[START MATERIAL SUPPLIED]

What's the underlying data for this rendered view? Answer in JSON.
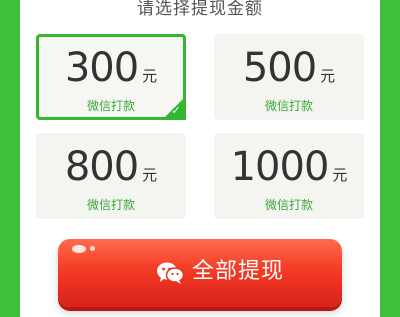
{
  "header": {
    "title": "请选择提现金额"
  },
  "options": [
    {
      "amount": "300",
      "unit": "元",
      "method": "微信打款",
      "selected": true
    },
    {
      "amount": "500",
      "unit": "元",
      "method": "微信打款",
      "selected": false
    },
    {
      "amount": "800",
      "unit": "元",
      "method": "微信打款",
      "selected": false
    },
    {
      "amount": "1000",
      "unit": "元",
      "method": "微信打款",
      "selected": false
    }
  ],
  "withdraw_button": {
    "label": "全部提现",
    "icon": "wechat-icon"
  },
  "colors": {
    "accent": "#35b62f",
    "button": "#f43b25",
    "background": "#3ec23a"
  }
}
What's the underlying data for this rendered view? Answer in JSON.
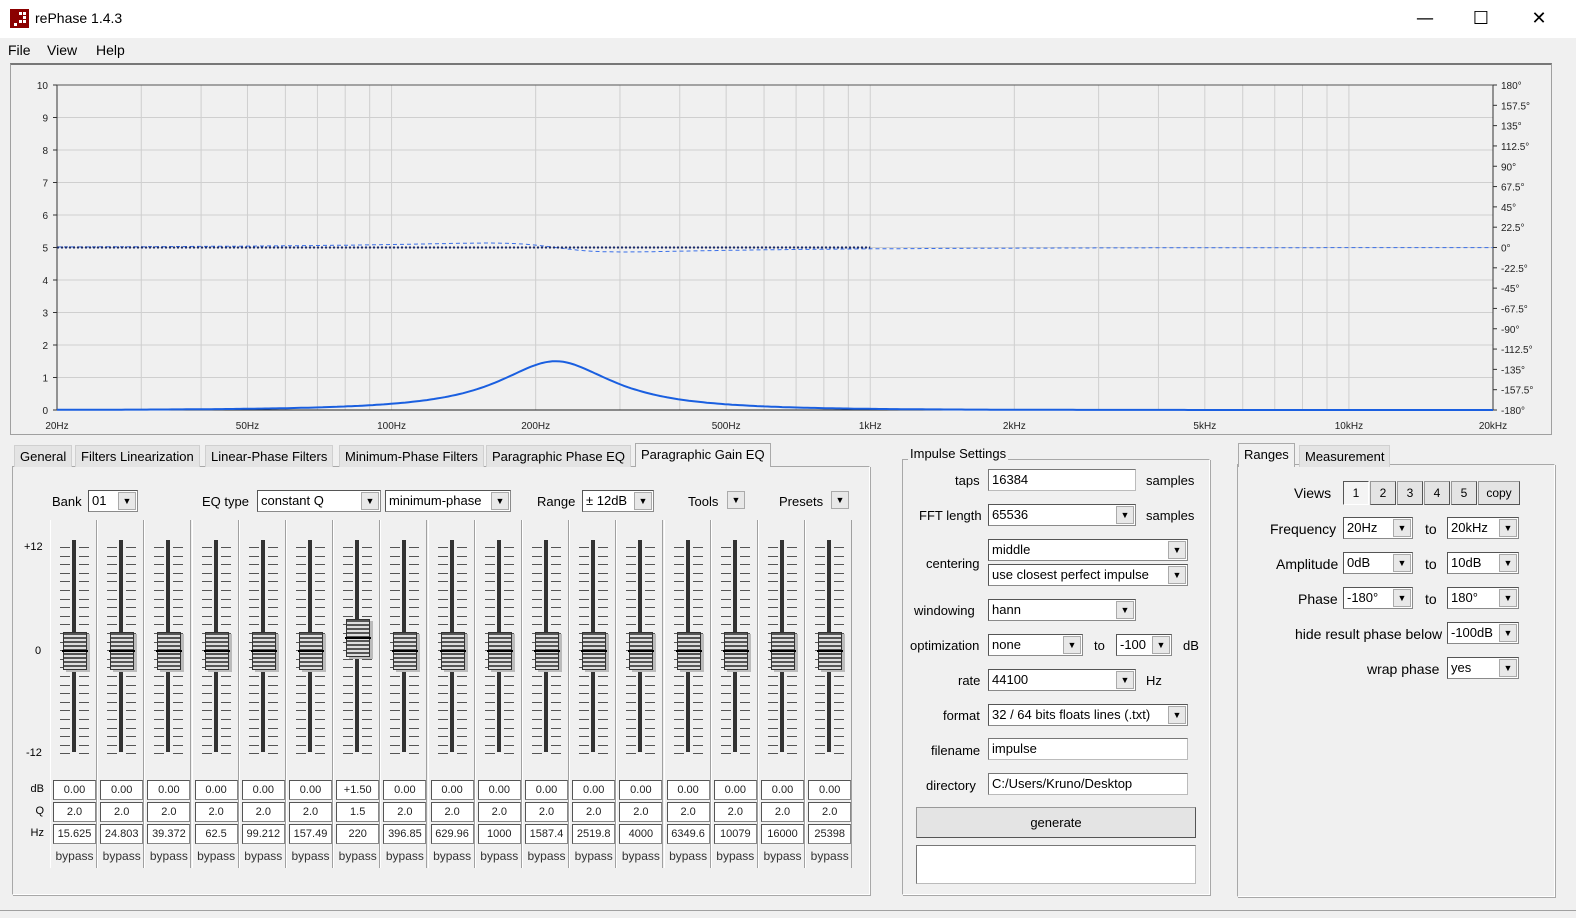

[END MATERIAL SUPPLIED]

TASK TO CARRY OUT:
Retype every record above exactly as written, but leave out the pictures.

EXERCISE RESULT:
What's the underlying data for this rendered view? Answer in JSON.
{
  "header": {
    "title": "请选择提现金额"
  },
  "options": [
    {
      "amount": "300",
      "unit": "元",
      "method": "微信打款",
      "selected": true
    },
    {
      "amount": "500",
      "unit": "元",
      "method": "微信打款",
      "selected": false
    },
    {
      "amount": "800",
      "unit": "元",
      "method": "微信打款",
      "selected": false
    },
    {
      "amount": "1000",
      "unit": "元",
      "method": "微信打款",
      "selected": false
    }
  ],
  "withdraw_button": {
    "label": "全部提现",
    "icon": "wechat-icon"
  },
  "colors": {
    "accent": "#35b62f",
    "button": "#f43b25",
    "background": "#3ec23a"
  }
}
What's the underlying data for this rendered view? Answer in JSON.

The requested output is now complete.